##### PROVIDED TEXT

In May of 2000, I moved back to Northeast Ohio after being away for two decades. Soon, I began hearing about plans to build a wind farm offshore in Lake Erie. This freshwater wind energy installation would be the first of its kind in the United States. The prospect of renewable energy leadership made me proud to be a renewed Ohioan.
The undertaking, now known as the Icebreaker project, is being promoted by the Lake Erie Energy Development Corporation, known as LEEDCo. Final approvals have been just around the corner for years, but only now has a decision by Ohio regulators been finalized. The Ohio Power Siting Board (OPSB) ruled on May 21 that the Icebreaker project could move forward but only if blades on the project’s turbines are turned off every night for eight months of the year.
The requirement amounts to a ‘poison pill’ according to LEEDCo, which indicates that it may make the undertaking economically nonviable. It was placed in the agreement at the last minute before ‘approval’, ostensibly due to concern about migratory birds and bats. LEEDCo had earlier addressed these wildlife concerns, so the added requirement was indeed a nasty surprise for renewable energy proponents.
Clean energy advocates expect the ruling to have a chilling effect on future renewable projects in Ohio. The possibly fatal requirement is part of a pattern. The state of Ohio has steadily become less friendly toward green energy, and at the same time, dirty fossil fuels have been provided break after break.
• A 2014 wind energy requirement (another poison pill) makes for some of the most restrictive turbine-siting rules anywhere in the United States. The law nearly tripled the distance that wind turbines must be set back from property lines. The rules mean any turbine located within that distance from a neighboring property must get a waiver from the property owner. Its purpose is to greatly increase the cost of wind power.
• In 2019, Governor Mike DeWine appointed Samuel Randazzo as Ohio’s top utility regulator. Mr. Randazzo now chairs both the Public Utilities Commission of Ohio (PUCO) and the OPSB. He has a long record of supporting dirty fossil fuels and hindering all attempts to install renewable energy.
• 2019 also witnessed House Bill 6, which bailed out two nuclear power plants as well as two failing coal-burning plants. The Republican-led Ohio Legislature passed the bill, and also thwarted citizen-led attempts to repeal it. The bill, which also removed other environmental regulations, has been called the worst energy bill of the 21st century.
And now we have the Icebreaker project poison pill. I’m no longer so proud to be an Ohioan. Governor DeWine, who by all accounts has done a good job handling the Coronavirus Pandemic, shouldn’t be either. We should all be ashamed of the PUCO and OPSB.

##########

#### EXERCISE:
Return the passage of the text on the Icebreaker wind project from "The undertaking, now" to "renewable energy proponents.", copied word for word.

##### INFORMATION SUPPLIED

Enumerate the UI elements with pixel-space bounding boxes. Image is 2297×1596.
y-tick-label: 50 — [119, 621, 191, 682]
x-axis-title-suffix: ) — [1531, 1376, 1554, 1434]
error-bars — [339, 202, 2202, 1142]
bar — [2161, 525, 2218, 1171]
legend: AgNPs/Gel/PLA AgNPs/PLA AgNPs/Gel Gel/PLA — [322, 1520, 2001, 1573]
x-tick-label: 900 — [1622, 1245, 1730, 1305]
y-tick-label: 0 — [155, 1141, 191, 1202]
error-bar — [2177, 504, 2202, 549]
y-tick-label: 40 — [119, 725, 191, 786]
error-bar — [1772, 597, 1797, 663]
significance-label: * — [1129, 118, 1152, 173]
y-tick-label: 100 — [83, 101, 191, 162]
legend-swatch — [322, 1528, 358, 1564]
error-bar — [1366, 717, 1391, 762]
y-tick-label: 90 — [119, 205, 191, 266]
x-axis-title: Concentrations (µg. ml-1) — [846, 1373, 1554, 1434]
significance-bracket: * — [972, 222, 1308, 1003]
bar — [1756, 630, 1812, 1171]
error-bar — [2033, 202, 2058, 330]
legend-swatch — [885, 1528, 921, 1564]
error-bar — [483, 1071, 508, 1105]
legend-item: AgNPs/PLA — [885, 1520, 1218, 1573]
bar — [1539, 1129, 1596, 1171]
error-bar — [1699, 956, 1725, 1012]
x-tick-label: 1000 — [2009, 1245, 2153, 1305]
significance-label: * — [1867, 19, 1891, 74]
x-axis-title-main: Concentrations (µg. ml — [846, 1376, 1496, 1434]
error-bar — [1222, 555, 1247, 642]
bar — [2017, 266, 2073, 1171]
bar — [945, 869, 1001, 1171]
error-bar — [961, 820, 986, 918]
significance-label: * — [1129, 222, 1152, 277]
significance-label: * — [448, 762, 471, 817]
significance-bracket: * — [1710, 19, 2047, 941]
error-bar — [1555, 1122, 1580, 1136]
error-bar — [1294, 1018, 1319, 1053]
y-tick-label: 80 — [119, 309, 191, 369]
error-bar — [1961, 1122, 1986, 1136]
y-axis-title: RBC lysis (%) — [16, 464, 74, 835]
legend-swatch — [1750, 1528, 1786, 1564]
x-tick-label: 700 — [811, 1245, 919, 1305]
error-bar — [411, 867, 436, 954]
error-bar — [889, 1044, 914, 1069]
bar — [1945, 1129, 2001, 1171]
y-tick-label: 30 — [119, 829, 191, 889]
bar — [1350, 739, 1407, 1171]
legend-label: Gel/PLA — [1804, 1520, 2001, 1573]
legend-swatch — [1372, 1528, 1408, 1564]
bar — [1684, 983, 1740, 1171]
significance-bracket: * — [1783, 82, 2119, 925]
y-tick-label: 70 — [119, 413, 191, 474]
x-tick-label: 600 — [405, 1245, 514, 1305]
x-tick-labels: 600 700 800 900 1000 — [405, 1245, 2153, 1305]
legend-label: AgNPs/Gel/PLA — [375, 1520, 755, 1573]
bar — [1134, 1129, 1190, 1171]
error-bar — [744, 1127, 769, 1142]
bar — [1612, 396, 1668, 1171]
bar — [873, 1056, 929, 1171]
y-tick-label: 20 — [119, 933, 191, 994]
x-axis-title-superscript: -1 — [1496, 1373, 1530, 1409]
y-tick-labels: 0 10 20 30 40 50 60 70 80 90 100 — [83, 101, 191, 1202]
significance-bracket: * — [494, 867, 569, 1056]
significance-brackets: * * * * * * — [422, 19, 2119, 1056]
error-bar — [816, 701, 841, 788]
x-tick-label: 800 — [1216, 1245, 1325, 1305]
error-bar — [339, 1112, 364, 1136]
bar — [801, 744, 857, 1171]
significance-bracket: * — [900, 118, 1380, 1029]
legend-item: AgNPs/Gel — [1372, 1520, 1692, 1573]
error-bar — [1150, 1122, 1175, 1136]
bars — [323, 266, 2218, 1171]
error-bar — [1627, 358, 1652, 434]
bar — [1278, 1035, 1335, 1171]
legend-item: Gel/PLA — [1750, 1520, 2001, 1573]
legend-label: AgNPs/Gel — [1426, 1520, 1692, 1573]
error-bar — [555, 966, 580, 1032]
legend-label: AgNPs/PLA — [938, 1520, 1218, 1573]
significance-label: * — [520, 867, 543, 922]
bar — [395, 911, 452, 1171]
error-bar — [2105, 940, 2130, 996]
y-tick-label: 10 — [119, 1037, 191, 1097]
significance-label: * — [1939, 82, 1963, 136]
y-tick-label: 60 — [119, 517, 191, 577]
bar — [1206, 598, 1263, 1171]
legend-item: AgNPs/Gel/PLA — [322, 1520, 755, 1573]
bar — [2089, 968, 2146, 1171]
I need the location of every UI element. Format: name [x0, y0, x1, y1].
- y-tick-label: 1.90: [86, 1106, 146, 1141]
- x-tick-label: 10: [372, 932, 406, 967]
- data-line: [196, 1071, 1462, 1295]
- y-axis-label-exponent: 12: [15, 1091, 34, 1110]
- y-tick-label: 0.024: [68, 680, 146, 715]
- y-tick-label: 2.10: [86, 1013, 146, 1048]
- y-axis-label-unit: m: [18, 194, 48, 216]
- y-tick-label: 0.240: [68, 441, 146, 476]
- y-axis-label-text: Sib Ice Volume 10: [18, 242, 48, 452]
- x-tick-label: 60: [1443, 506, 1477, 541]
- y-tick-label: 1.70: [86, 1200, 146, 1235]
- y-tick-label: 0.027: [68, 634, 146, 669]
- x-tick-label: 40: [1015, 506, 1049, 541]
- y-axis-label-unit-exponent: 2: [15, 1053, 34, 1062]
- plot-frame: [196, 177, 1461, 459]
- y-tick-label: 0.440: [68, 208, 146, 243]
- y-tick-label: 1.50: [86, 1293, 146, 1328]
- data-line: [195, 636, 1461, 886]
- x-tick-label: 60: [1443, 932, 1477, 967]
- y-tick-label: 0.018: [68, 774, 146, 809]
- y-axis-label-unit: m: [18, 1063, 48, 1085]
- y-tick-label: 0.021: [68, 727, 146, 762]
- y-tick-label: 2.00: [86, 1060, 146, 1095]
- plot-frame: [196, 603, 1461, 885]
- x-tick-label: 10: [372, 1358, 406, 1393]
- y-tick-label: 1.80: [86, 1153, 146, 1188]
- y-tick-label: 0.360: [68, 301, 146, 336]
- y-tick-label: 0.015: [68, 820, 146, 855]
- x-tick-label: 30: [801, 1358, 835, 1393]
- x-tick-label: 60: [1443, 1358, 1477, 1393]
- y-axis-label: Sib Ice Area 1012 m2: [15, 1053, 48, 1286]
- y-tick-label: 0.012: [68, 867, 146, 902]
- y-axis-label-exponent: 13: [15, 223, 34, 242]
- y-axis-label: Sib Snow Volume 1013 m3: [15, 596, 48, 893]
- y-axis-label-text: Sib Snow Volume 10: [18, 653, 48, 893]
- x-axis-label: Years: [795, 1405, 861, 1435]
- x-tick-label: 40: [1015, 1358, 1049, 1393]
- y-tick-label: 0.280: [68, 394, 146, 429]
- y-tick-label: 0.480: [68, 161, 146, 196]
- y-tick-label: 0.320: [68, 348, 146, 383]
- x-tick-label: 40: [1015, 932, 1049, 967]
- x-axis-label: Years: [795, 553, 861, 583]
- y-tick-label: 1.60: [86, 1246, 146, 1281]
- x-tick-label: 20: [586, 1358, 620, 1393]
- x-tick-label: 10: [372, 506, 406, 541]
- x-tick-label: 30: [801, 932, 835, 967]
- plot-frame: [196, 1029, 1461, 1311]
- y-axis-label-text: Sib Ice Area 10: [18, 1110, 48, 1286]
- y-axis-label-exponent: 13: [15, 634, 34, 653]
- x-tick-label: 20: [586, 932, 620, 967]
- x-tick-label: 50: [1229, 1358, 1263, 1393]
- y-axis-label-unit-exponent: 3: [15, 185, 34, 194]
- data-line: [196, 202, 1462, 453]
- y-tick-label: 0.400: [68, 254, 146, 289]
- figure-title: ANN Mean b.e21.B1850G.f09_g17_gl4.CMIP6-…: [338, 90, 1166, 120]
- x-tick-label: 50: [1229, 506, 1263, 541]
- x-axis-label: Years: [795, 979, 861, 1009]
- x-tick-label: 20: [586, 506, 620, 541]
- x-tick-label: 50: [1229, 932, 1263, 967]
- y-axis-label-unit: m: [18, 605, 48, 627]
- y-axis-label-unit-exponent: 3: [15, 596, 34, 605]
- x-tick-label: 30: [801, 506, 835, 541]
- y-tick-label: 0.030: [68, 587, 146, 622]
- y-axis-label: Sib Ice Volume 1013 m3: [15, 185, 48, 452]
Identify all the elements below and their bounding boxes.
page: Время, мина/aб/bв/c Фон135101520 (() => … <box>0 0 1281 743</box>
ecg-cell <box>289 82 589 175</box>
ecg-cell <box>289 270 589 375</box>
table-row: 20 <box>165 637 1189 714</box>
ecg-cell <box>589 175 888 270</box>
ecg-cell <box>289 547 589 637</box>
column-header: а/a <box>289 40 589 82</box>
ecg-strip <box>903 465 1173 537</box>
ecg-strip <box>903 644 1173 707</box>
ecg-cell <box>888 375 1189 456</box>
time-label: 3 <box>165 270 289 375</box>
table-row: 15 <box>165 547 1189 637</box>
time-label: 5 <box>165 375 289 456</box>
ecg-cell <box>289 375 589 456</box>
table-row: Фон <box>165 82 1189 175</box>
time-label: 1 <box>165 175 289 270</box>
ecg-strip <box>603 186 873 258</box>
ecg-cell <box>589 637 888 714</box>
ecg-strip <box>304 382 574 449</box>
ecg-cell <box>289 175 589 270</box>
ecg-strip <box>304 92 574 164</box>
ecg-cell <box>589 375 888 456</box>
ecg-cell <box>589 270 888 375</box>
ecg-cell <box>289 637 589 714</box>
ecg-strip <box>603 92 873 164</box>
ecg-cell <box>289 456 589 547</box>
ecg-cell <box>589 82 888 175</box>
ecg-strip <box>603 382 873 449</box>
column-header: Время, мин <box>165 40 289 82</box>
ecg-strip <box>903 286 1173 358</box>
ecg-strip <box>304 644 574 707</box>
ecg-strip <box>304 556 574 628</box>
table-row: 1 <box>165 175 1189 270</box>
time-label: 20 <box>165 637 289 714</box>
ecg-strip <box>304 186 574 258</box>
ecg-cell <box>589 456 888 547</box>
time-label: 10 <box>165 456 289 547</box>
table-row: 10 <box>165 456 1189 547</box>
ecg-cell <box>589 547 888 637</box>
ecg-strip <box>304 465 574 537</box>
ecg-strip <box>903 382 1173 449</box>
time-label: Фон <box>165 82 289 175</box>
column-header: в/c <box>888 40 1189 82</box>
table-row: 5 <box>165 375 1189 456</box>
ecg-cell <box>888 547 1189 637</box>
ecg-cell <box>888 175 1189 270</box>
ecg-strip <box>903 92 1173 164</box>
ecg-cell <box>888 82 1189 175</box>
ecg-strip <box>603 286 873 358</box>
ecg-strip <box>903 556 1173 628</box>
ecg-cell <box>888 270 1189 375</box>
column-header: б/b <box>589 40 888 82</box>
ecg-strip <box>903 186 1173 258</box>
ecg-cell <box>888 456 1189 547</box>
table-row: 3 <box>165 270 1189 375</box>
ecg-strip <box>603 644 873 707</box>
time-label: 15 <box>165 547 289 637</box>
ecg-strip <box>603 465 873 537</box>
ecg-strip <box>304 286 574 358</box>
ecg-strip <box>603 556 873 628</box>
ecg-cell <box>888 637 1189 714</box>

##########

#### ANSWER SPACE:
The undertaking, now known as the Icebreaker project, is being promoted by the Lake Erie Energy Development Corporation, known as LEEDCo. Final approvals have been just around the corner for years, but only now has a decision by Ohio regulators been finalized. The Ohio Power Siting Board (OPSB) ruled on May 21 that the Icebreaker project could move forward but only if blades on the project’s turbines are turned off every night for eight months of the year.
The requirement amounts to a ‘poison pill’ according to LEEDCo, which indicates that it may make the undertaking economically nonviable. It was placed in the agreement at the last minute before ‘approval’, ostensibly due to concern about migratory birds and bats. LEEDCo had earlier addressed these wildlife concerns, so the added requirement was indeed a nasty surprise for renewable energy proponents.